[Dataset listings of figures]
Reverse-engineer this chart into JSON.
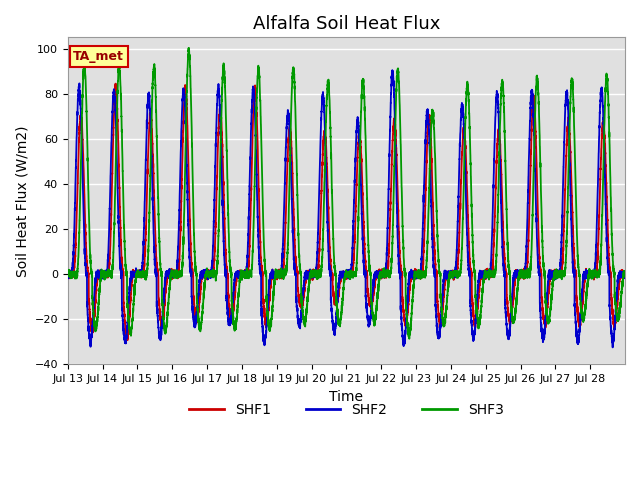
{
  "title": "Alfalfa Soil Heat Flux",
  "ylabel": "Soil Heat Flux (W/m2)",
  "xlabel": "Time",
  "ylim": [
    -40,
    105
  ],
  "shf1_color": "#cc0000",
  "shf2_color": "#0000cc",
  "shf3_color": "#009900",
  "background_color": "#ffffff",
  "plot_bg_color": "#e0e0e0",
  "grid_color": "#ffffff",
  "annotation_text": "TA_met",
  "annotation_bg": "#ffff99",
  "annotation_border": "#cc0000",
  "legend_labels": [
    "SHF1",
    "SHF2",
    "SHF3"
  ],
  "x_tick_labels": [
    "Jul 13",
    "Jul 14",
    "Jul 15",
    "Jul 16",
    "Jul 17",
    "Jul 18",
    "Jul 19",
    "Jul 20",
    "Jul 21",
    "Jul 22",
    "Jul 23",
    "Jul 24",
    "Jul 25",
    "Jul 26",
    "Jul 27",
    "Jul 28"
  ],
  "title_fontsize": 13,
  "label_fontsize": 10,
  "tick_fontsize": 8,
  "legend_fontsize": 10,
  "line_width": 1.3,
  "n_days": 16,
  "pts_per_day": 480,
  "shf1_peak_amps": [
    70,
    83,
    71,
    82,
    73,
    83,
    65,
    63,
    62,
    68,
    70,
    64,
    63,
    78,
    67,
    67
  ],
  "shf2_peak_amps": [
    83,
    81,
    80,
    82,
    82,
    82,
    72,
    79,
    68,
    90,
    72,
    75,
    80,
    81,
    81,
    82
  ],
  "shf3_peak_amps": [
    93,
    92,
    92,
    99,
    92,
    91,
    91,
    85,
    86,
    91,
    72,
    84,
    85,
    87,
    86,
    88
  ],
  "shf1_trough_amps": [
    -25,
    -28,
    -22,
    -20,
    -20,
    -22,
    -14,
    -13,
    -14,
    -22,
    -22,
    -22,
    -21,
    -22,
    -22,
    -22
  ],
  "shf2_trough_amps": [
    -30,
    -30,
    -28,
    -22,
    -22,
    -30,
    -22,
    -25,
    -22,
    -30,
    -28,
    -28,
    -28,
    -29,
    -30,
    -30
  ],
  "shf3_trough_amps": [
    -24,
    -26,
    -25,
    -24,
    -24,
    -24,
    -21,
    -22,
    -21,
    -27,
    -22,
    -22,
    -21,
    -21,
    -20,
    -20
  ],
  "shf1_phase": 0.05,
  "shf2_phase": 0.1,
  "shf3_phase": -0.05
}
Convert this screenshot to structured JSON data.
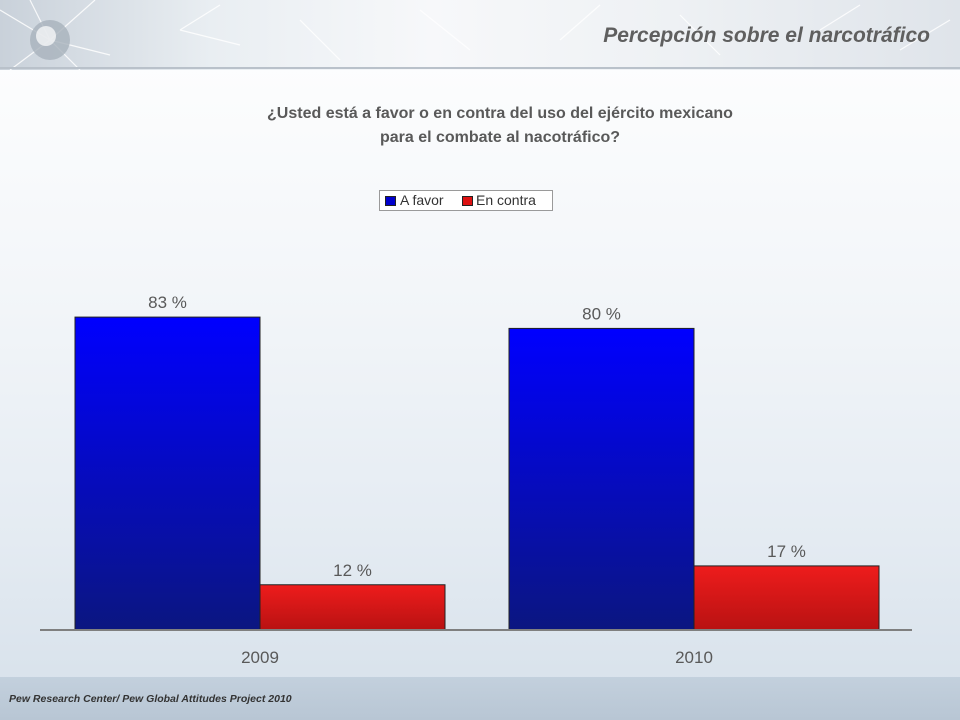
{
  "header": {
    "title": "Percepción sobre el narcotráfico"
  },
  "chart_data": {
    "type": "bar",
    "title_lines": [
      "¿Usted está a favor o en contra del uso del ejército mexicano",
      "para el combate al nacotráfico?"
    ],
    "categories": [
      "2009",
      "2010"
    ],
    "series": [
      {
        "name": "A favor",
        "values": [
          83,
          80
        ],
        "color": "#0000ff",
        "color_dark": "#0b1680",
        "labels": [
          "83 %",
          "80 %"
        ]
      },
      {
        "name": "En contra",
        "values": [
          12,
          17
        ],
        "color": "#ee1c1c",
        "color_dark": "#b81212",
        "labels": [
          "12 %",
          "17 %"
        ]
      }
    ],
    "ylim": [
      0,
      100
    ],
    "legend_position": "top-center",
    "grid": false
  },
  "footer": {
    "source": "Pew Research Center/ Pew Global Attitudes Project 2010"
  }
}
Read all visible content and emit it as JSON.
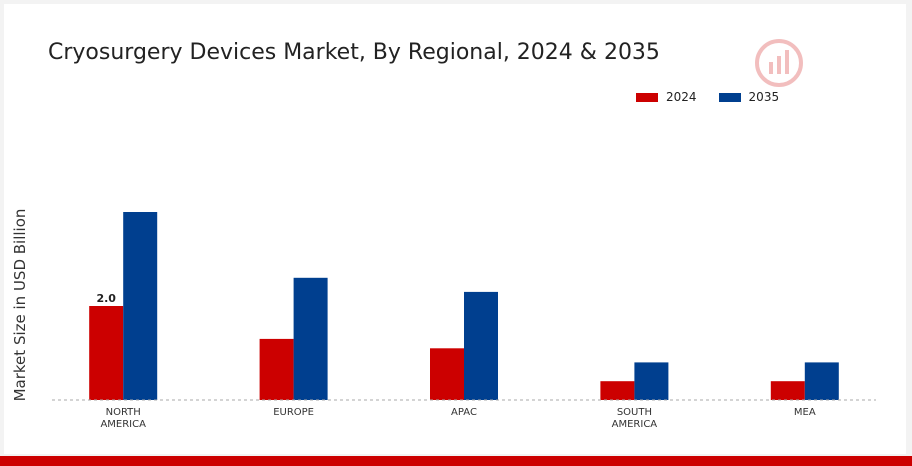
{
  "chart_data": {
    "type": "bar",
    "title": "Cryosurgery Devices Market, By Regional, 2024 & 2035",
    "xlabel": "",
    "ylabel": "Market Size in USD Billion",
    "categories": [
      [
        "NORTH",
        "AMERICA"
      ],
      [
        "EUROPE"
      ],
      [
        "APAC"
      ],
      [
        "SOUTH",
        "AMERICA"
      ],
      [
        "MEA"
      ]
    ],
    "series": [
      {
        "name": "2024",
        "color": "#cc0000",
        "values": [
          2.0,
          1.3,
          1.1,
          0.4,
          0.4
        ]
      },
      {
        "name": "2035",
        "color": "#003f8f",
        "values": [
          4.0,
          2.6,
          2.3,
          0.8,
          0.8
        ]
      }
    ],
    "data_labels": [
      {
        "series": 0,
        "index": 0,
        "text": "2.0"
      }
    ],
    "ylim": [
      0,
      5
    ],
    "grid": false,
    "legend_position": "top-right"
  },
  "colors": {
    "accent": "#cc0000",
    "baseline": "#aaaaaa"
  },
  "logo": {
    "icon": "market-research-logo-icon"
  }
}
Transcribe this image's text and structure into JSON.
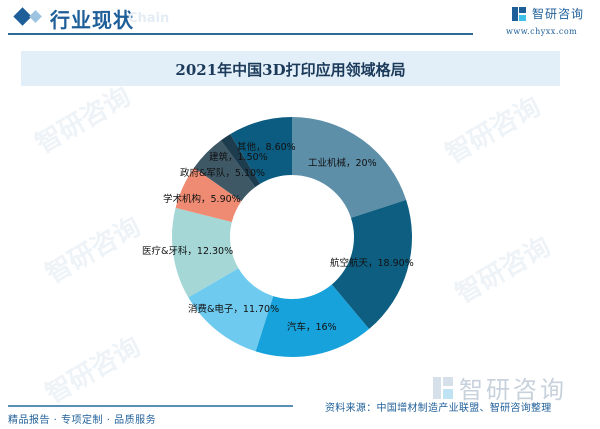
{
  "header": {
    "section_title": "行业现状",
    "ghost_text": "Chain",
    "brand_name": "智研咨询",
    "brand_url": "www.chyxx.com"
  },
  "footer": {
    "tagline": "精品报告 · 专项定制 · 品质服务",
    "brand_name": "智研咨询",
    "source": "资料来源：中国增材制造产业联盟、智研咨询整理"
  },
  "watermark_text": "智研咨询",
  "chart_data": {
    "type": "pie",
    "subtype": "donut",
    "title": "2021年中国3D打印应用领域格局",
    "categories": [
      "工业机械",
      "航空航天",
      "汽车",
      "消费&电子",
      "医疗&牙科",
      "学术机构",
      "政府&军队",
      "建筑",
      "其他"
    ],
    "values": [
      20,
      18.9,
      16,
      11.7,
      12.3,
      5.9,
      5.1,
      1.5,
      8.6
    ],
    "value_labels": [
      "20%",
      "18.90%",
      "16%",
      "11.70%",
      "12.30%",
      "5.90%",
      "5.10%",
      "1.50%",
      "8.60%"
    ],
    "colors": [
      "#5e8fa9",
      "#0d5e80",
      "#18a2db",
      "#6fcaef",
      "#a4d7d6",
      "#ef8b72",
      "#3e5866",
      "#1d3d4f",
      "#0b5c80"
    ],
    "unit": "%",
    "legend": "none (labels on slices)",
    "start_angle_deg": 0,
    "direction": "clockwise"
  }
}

PROBLEM TO WORK ON
Select the lines in this material that hold the word "Flux", leaving none out.

FINAL RESULT
  "title": "Alfalfa Soil Heat Flux",
  "ylabel": "Soil Heat Flux (W/m2)",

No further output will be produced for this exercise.